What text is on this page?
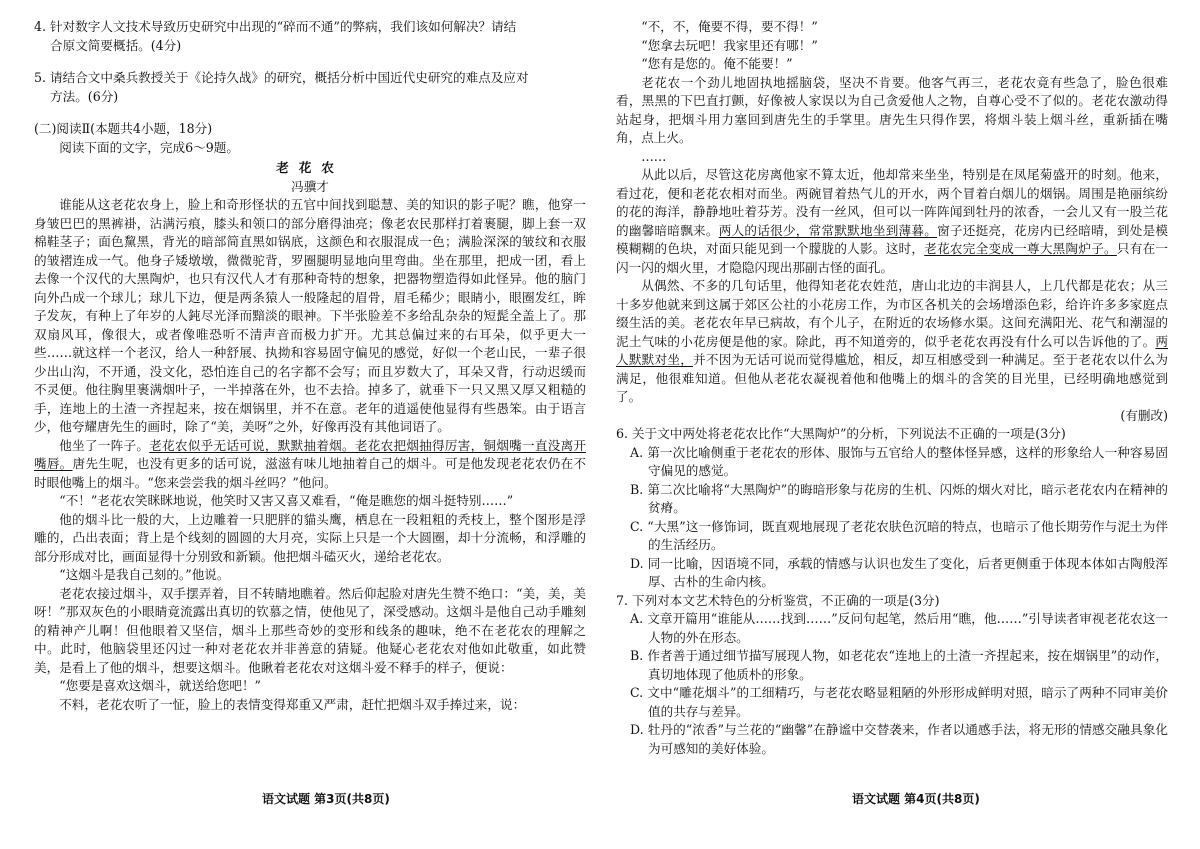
4. 针对数字人文技术导致历史研究中出现的“碎而不通”的弊病，我们该如何解决？请结

合原文简要概括。(4分)

5. 请结合文中桑兵教授关于《论持久战》的研究，概括分析中国近代史研究的难点及应对

方法。(6分)

(二)阅读Ⅱ(本题共4小题，18分)

阅读下面的文字，完成6～9题。

老花农

冯骥才

谁能从这老花农身上，脸上和奇形怪状的五官中间找到聪慧、美的知识的影子呢？瞧，他穿一身皱巴巴的黑裤褂，沾满污痕，膝头和领口的部分磨得油亮；像老农民那样打着裹腿，脚上套一双棉鞋茎子；面色黧黑，背光的暗部简直黑如锅底，这颜色和衣服混成一色；满脸深深的皱纹和衣服的皱褶连成一气。他身子矮墩墩，微微驼背，罗圈腿明显地向里弯曲。坐在那里，把成一团，看上去像一个汉代的大黑陶炉，也只有汉代人才有那种奇特的想象，把器物塑造得如此怪异。他的脑门向外凸成一个球儿；球儿下边，便是两条猿人一般隆起的眉骨，眉毛稀少；眼睛小，眼圈发红，眸子发灰，有种上了年岁的人鈍尽光泽而黯淡的眼神。下半张脸差不多给乱杂杂的短髭全盖上了。那双扇风耳，像很大，或者像唯恐听不清声音而极力扩开。尤其总偏过来的右耳朵，似乎更大一些……就这样一个老汉，给人一种舒展、执拗和容易固守偏见的感觉，好似一个老山民，一辈子很少出山沟，不开通，没文化，恐怕连自己的名字都不会写；而且岁数大了，耳朵又背，行动迟缓而不灵便。他往胸里裹满烟叶子，一半掉落在外，也不去拾。掉多了，就垂下一只又黑又厚又粗糙的手，连地上的土渣一齐捏起来，按在烟锅里，并不在意。老年的逍遥使他显得有些愚笨。由于语言少，他夸耀唐先生的画时，除了“美，美呀”之外，好像再没有其他词语了。

他坐了一阵子。老花农似乎无话可说，默默抽着烟。老花农把烟抽得厉害，铜烟嘴一直没离开嘴唇。唐先生呢，也没有更多的话可说，滋滋有味儿地抽着自己的烟斗。可是他发现老花农仍在不时眼他嘴上的烟斗。“您来尝尝我的烟斗丝吗？”他问。

“不！”老花农笑眯眯地说，他笑时又害又喜又难看，“俺是瞧您的烟斗挺特别……”

他的烟斗比一般的大，上边雕着一只肥胖的貓头鹰，栖息在一段粗粗的秃枝上，整个图形是浮雕的，凸出表面；背上是个线刻的圆圆的大月亮，实际上只是一个大圆圈，却十分流畅，和浮雕的部分形成对比，画面显得十分别致和新颖。他把烟斗磕灭火，递给老花农。

“这烟斗是我自己刻的。”他说。

老花农接过烟斗，双手摆弄着，目不转睛地瞧着。然后仰起脸对唐先生赞不绝口：“美，美，美呀！”那双灰色的小眼睛竟流露出真切的钦慕之情，使他见了，深受感动。这烟斗是他自己动手雕刻的精神产儿啊！但他眼着又坚信，烟斗上那些奇妙的变形和线条的趣味，绝不在老花农的理解之中。此时，他脑袋里还闪过一种对老花农并非善意的猜疑。他疑心老花农对他如此敬重，如此赞美，是看上了他的烟斗，想要这烟斗。他瞅着老花农对这烟斗爱不释手的样子，便说：

“您要是喜欢这烟斗，就送给您吧！”

不料，老花农听了一怔，脸上的表情变得郑重又严肃，赶忙把烟斗双手捧过来，说：

“不，不，俺要不得，要不得！”

“您拿去玩吧！我家里还有哪！”

“您有是您的。俺不能要！”

老花农一个劲儿地固执地摇脑袋，坚决不肯要。他客气再三，老花农竟有些急了，脸色很难看，黑黑的下巴直打颤，好像被人家误以为自己贪爱他人之物，自尊心受不了似的。老花农激动得站起身，把烟斗用力塞回到唐先生的手掌里。唐先生只得作罢，将烟斗装上烟斗丝，重新插在嘴角，点上火。

……

从此以后，尽管这花房离他家不算太近，他却常来坐坐，特别是在凤尾菊盛开的时刻。他来，看过花，便和老花农相对而坐。两碗冒着热气儿的开水，两个冒着白烟儿的烟锅。周围是艳丽缤纷的花的海洋，静静地吐着芬芳。没有一丝风，但可以一阵阵闻到牡丹的浓香，一会儿又有一股兰花的幽馨暗暗飘来。两人的话很少，常常默默地坐到薄暮。窗子还挺亮，花房内已经暗晴，到处是模模糊糊的色块，对面只能见到一个朦胧的人影。这时，老花农完全变成一尊大黑陶炉子。只有在一闪一闪的烟火里，才隐隐闪现出那副古怪的面孔。

从偶然、不多的几句话里，他得知老花农姓范，唐山北边的丰润县人，上几代都是花农；从三十多岁他就来到这属于郊区公社的小花房工作，为市区各机关的会场增添色彩，给许许多多家庭点缀生活的美。老花农年早已病故，有个儿子，在附近的农场修水渠。这间充满阳光、花气和潮湿的泥土气味的小花房便是他的家。除此，再不知道旁的，似乎老花农再没有什么可以告诉他的了。两人默默对坐，并不因为无话可说而觉得尴尬，相反，却互相感受到一种满足。至于老花农以什么为满足，他很难知道。但他从老花农凝视着他和他嘴上的烟斗的含笑的目光里，已经明确地感觉到了。

(有删改)

6. 关于文中两处将老花农比作“大黑陶炉”的分析，下列说法不正确的一项是(3分)

A. 第一次比喻侧重于老花农的形体、服饰与五官给人的整体怪异感，这样的形象给人一种容易固守偏见的感觉。

B. 第二次比喻将“大黑陶炉”的晦暗形象与花房的生机、闪烁的烟火对比，暗示老花农内在精神的贫瘠。

C. “大黑”这一修饰词，既直观地展现了老花农肤色沉暗的特点，也暗示了他长期劳作与泥土为伴的生活经历。

D. 同一比喻，因语境不同，承载的情感与认识也发生了变化，后者更侧重于体现本体如古陶般浑厚、古朴的生命内核。

7. 下列对本文艺术特色的分析鉴赏，不正确的一项是(3分)

A. 文章开篇用“谁能从……找到……”反问句起笔，然后用“瞧，他……”引导读者审视老花农这一人物的外在形态。

B. 作者善于通过细节描写展现人物，如老花农“连地上的土渣一齐捏起来，按在烟锅里”的动作，真切地体现了他质朴的形象。

C. 文中“雕花烟斗”的工细精巧，与老花农略显粗陋的外形形成鲜明对照，暗示了两种不同审美价值的共存与差异。

D. 牡丹的“浓香”与兰花的“幽馨”在静谧中交替袭来，作者以通感手法，将无形的情感交融具象化为可感知的美好体验。

语文试题 第3页(共8页)	语文试题 第4页(共8页)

━━━

◆ EXERCISE DIRECTIONS: Reproduce each line word for word and drop the pictures.

◆ RESULT FOR THIS TASK:
What text is on this page?
4. 针对数字人文技术导致历史研究中出现的“碎而不通”的弊病，我们该如何解决？请结

合原文简要概括。(4分)

5. 请结合文中桑兵教授关于《论持久战》的研究，概括分析中国近代史研究的难点及应对

方法。(6分)

(二)阅读Ⅱ(本题共4小题，18分)

阅读下面的文字，完成6～9题。

老花农

冯骥才

谁能从这老花农身上，脸上和奇形怪状的五官中间找到聪慧、美的知识的影子呢？瞧，他穿一身皱巴巴的黑裤褂，沾满污痕，膝头和领口的部分磨得油亮；像老农民那样打着裹腿，脚上套一双棉鞋茎子；面色黧黑，背光的暗部简直黑如锅底，这颜色和衣服混成一色；满脸深深的皱纹和衣服的皱褶连成一气。他身子矮墩墩，微微驼背，罗圈腿明显地向里弯曲。坐在那里，把成一团，看上去像一个汉代的大黑陶炉，也只有汉代人才有那种奇特的想象，把器物塑造得如此怪异。他的脑门向外凸成一个球儿；球儿下边，便是两条猿人一般隆起的眉骨，眉毛稀少；眼睛小，眼圈发红，眸子发灰，有种上了年岁的人鈍尽光泽而黯淡的眼神。下半张脸差不多给乱杂杂的短髭全盖上了。那双扇风耳，像很大，或者像唯恐听不清声音而极力扩开。尤其总偏过来的右耳朵，似乎更大一些……就这样一个老汉，给人一种舒展、执拗和容易固守偏见的感觉，好似一个老山民，一辈子很少出山沟，不开通，没文化，恐怕连自己的名字都不会写；而且岁数大了，耳朵又背，行动迟缓而不灵便。他往胸里裹满烟叶子，一半掉落在外，也不去拾。掉多了，就垂下一只又黑又厚又粗糙的手，连地上的土渣一齐捏起来，按在烟锅里，并不在意。老年的逍遥使他显得有些愚笨。由于语言少，他夸耀唐先生的画时，除了“美，美呀”之外，好像再没有其他词语了。

他坐了一阵子。老花农似乎无话可说，默默抽着烟。老花农把烟抽得厉害，铜烟嘴一直没离开嘴唇。唐先生呢，也没有更多的话可说，滋滋有味儿地抽着自己的烟斗。可是他发现老花农仍在不时眼他嘴上的烟斗。“您来尝尝我的烟斗丝吗？”他问。

“不！”老花农笑眯眯地说，他笑时又害又喜又难看，“俺是瞧您的烟斗挺特别……”

他的烟斗比一般的大，上边雕着一只肥胖的貓头鹰，栖息在一段粗粗的秃枝上，整个图形是浮雕的，凸出表面；背上是个线刻的圆圆的大月亮，实际上只是一个大圆圈，却十分流畅，和浮雕的部分形成对比，画面显得十分别致和新颖。他把烟斗磕灭火，递给老花农。

“这烟斗是我自己刻的。”他说。

老花农接过烟斗，双手摆弄着，目不转睛地瞧着。然后仰起脸对唐先生赞不绝口：“美，美，美呀！”那双灰色的小眼睛竟流露出真切的钦慕之情，使他见了，深受感动。这烟斗是他自己动手雕刻的精神产儿啊！但他眼着又坚信，烟斗上那些奇妙的变形和线条的趣味，绝不在老花农的理解之中。此时，他脑袋里还闪过一种对老花农并非善意的猜疑。他疑心老花农对他如此敬重，如此赞美，是看上了他的烟斗，想要这烟斗。他瞅着老花农对这烟斗爱不释手的样子，便说：

“您要是喜欢这烟斗，就送给您吧！”

不料，老花农听了一怔，脸上的表情变得郑重又严肃，赶忙把烟斗双手捧过来，说：

“不，不，俺要不得，要不得！”

“您拿去玩吧！我家里还有哪！”

“您有是您的。俺不能要！”

老花农一个劲儿地固执地摇脑袋，坚决不肯要。他客气再三，老花农竟有些急了，脸色很难看，黑黑的下巴直打颤，好像被人家误以为自己贪爱他人之物，自尊心受不了似的。老花农激动得站起身，把烟斗用力塞回到唐先生的手掌里。唐先生只得作罢，将烟斗装上烟斗丝，重新插在嘴角，点上火。

……

从此以后，尽管这花房离他家不算太近，他却常来坐坐，特别是在凤尾菊盛开的时刻。他来，看过花，便和老花农相对而坐。两碗冒着热气儿的开水，两个冒着白烟儿的烟锅。周围是艳丽缤纷的花的海洋，静静地吐着芬芳。没有一丝风，但可以一阵阵闻到牡丹的浓香，一会儿又有一股兰花的幽馨暗暗飘来。两人的话很少，常常默默地坐到薄暮。窗子还挺亮，花房内已经暗晴，到处是模模糊糊的色块，对面只能见到一个朦胧的人影。这时，老花农完全变成一尊大黑陶炉子。只有在一闪一闪的烟火里，才隐隐闪现出那副古怪的面孔。

从偶然、不多的几句话里，他得知老花农姓范，唐山北边的丰润县人，上几代都是花农；从三十多岁他就来到这属于郊区公社的小花房工作，为市区各机关的会场增添色彩，给许许多多家庭点缀生活的美。老花农年早已病故，有个儿子，在附近的农场修水渠。这间充满阳光、花气和潮湿的泥土气味的小花房便是他的家。除此，再不知道旁的，似乎老花农再没有什么可以告诉他的了。两人默默对坐，并不因为无话可说而觉得尴尬，相反，却互相感受到一种满足。至于老花农以什么为满足，他很难知道。但他从老花农凝视着他和他嘴上的烟斗的含笑的目光里，已经明确地感觉到了。

(有删改)

6. 关于文中两处将老花农比作“大黑陶炉”的分析，下列说法不正确的一项是(3分)

A. 第一次比喻侧重于老花农的形体、服饰与五官给人的整体怪异感，这样的形象给人一种容易固守偏见的感觉。

B. 第二次比喻将“大黑陶炉”的晦暗形象与花房的生机、闪烁的烟火对比，暗示老花农内在精神的贫瘠。

C. “大黑”这一修饰词，既直观地展现了老花农肤色沉暗的特点，也暗示了他长期劳作与泥土为伴的生活经历。

D. 同一比喻，因语境不同，承载的情感与认识也发生了变化，后者更侧重于体现本体如古陶般浑厚、古朴的生命内核。

7. 下列对本文艺术特色的分析鉴赏，不正确的一项是(3分)

A. 文章开篇用“谁能从……找到……”反问句起笔，然后用“瞧，他……”引导读者审视老花农这一人物的外在形态。

B. 作者善于通过细节描写展现人物，如老花农“连地上的土渣一齐捏起来，按在烟锅里”的动作，真切地体现了他质朴的形象。

C. 文中“雕花烟斗”的工细精巧，与老花农略显粗陋的外形形成鲜明对照，暗示了两种不同审美价值的共存与差异。

D. 牡丹的“浓香”与兰花的“幽馨”在静谧中交替袭来，作者以通感手法，将无形的情感交融具象化为可感知的美好体验。

语文试题 第3页(共8页)	语文试题 第4页(共8页)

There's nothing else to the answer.